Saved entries
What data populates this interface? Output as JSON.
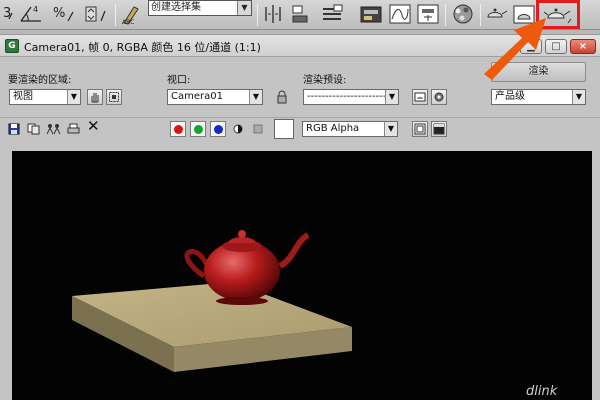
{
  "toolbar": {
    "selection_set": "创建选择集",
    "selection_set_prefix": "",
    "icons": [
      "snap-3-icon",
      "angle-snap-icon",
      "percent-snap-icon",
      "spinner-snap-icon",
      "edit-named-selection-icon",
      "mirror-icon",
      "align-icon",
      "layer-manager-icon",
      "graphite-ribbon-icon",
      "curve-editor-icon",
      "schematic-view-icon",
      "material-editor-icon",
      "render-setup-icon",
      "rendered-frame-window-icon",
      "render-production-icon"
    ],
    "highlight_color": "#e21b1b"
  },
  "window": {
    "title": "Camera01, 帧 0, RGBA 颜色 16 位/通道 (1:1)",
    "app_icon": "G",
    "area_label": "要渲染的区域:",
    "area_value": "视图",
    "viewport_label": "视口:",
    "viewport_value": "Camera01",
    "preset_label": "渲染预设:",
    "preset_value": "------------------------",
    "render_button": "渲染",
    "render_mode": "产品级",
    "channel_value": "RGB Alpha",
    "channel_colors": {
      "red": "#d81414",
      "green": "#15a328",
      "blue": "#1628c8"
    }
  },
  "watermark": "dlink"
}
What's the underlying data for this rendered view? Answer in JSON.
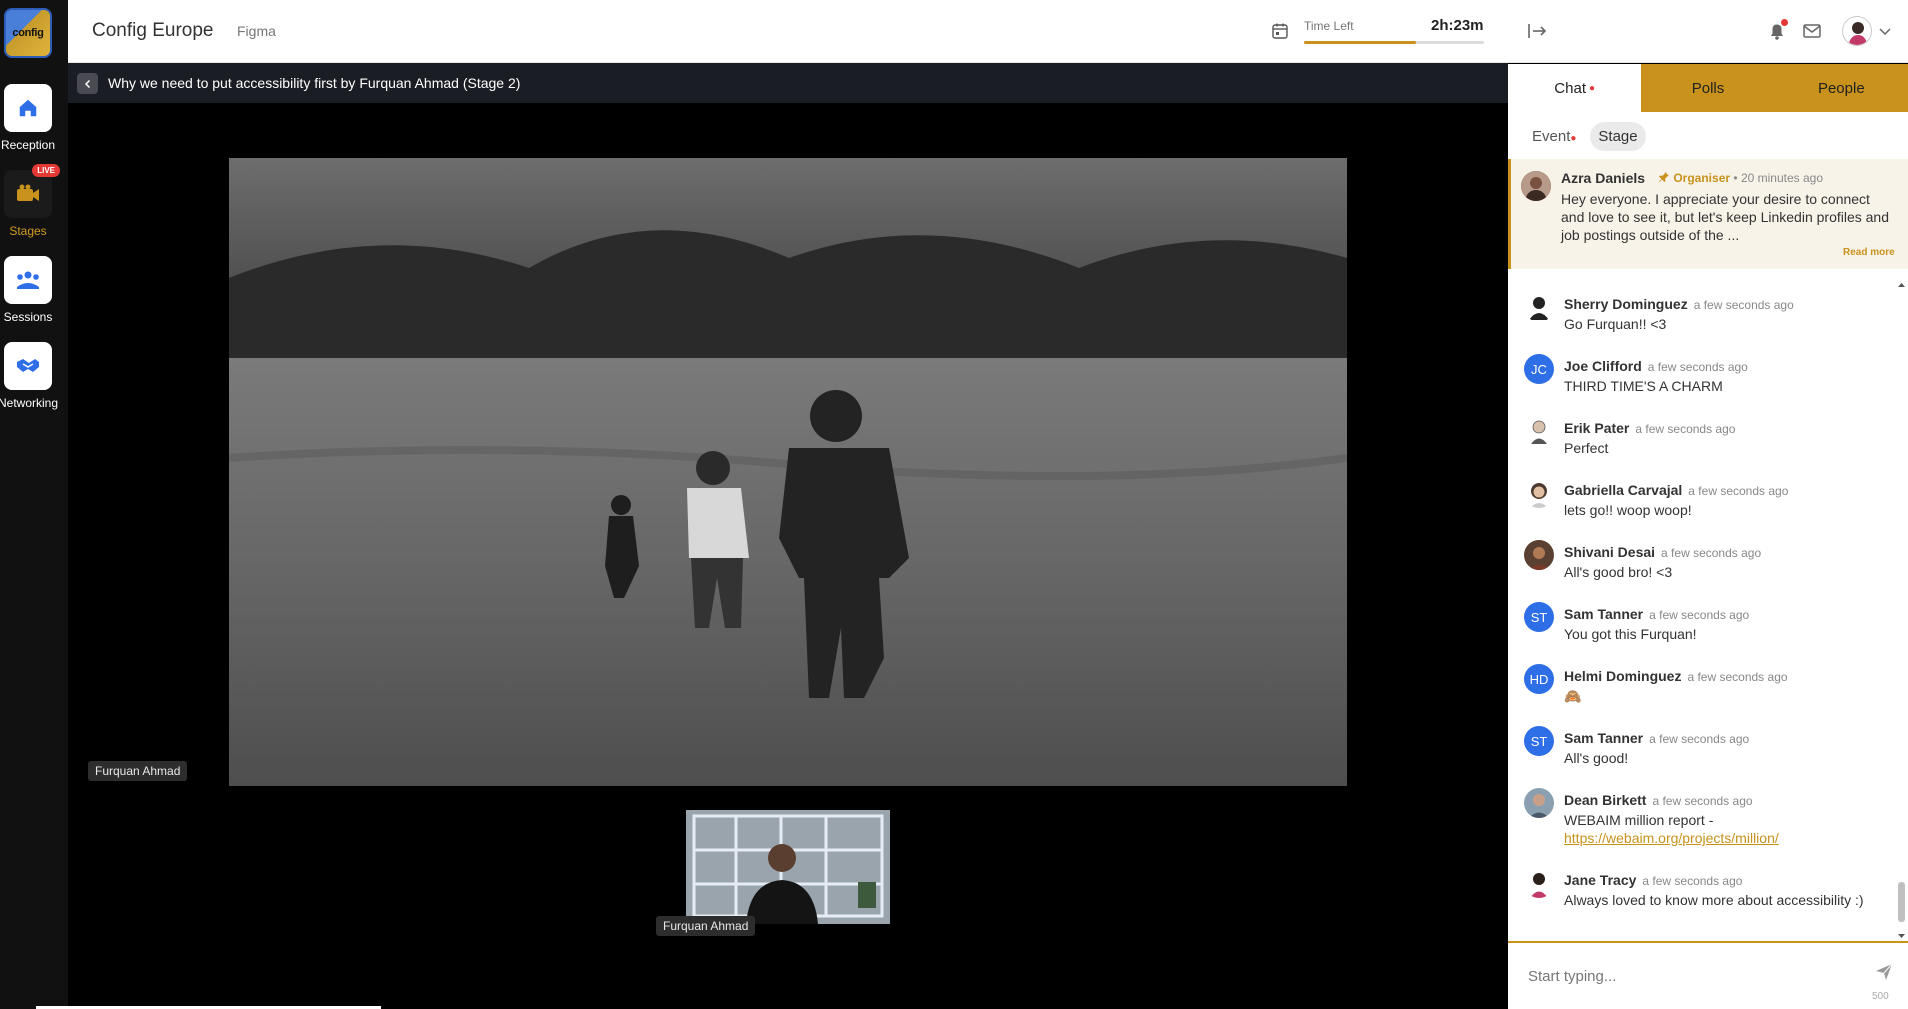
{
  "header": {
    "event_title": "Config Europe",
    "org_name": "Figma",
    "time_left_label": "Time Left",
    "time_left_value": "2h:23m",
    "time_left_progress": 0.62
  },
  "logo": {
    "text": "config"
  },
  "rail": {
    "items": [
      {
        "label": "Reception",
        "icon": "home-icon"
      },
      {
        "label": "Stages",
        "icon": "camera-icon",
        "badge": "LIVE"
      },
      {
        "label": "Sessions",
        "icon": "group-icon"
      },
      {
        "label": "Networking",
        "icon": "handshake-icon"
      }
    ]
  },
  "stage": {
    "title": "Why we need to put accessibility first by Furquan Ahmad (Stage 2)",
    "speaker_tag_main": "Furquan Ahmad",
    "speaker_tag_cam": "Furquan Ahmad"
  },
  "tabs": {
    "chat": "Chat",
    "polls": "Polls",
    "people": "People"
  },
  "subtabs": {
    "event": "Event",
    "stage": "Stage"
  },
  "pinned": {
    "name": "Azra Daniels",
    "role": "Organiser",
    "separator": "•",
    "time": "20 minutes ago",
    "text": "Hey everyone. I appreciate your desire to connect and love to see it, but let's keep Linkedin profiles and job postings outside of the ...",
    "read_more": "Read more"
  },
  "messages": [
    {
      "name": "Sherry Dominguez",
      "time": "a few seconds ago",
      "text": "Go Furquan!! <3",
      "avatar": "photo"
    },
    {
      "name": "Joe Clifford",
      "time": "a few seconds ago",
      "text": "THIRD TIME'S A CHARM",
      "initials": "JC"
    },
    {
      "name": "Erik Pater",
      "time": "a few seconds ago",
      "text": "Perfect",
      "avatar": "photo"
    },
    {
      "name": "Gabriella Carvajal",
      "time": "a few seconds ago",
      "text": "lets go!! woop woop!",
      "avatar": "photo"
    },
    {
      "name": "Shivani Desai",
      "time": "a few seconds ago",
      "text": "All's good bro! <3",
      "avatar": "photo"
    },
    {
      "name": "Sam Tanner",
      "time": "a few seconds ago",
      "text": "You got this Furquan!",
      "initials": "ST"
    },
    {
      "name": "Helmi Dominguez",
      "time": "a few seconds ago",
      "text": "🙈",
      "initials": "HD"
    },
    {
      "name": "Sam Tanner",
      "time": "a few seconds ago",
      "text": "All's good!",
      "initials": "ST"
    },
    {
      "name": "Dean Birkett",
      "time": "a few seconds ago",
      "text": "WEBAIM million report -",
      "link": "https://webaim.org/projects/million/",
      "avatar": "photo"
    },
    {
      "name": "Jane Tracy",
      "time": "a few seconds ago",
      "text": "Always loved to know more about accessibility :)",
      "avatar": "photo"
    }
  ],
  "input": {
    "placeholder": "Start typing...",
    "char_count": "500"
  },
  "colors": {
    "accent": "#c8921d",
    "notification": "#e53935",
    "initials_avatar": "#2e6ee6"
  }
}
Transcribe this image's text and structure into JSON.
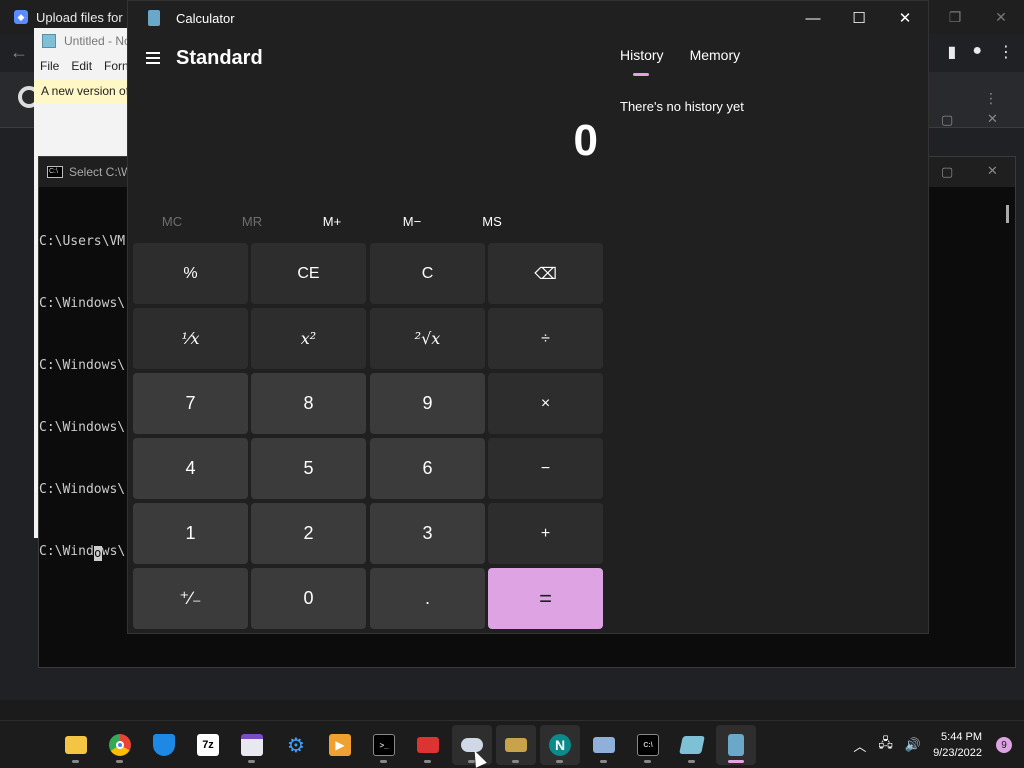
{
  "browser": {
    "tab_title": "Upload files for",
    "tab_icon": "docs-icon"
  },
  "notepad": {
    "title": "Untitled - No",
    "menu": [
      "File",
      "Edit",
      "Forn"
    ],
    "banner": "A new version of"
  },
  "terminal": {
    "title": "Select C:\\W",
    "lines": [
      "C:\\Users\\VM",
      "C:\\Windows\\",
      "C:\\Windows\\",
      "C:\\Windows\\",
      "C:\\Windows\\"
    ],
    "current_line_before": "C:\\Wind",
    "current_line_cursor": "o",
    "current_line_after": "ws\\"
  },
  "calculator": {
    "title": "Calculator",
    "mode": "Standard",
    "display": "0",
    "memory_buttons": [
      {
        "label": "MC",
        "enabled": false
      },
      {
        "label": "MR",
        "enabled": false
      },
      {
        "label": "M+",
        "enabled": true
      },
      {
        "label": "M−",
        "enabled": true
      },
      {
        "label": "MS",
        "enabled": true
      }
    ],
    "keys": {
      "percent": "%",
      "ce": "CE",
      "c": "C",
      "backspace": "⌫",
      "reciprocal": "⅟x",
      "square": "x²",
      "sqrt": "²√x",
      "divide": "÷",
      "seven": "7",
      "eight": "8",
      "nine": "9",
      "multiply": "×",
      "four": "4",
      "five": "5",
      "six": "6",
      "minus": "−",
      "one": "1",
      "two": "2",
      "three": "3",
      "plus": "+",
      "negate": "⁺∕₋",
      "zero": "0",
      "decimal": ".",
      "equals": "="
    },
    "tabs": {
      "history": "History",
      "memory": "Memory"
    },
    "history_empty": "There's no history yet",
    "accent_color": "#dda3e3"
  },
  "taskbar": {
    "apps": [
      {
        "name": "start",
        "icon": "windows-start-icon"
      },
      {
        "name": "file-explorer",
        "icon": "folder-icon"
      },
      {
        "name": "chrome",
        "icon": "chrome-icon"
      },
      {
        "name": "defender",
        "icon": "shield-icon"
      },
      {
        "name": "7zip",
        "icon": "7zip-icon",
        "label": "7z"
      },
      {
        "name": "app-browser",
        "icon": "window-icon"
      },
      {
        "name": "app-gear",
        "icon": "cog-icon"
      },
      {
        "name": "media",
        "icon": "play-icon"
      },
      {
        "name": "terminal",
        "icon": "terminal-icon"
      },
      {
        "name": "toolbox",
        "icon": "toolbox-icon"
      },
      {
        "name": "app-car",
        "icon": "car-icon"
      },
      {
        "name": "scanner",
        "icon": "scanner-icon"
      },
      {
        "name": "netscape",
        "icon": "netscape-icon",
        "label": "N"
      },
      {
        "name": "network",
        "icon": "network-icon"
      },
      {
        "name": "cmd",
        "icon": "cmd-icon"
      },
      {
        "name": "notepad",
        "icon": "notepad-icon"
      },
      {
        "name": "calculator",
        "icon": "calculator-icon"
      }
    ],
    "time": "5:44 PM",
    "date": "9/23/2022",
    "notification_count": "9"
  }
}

- **EXERCISE**
In the entries above, find every line holding the word "terminal" and copy it out.

- **RESPONSE FOR THIS EXERCISE**
  "terminal": {
        "name": "terminal",
        "icon": "terminal-icon"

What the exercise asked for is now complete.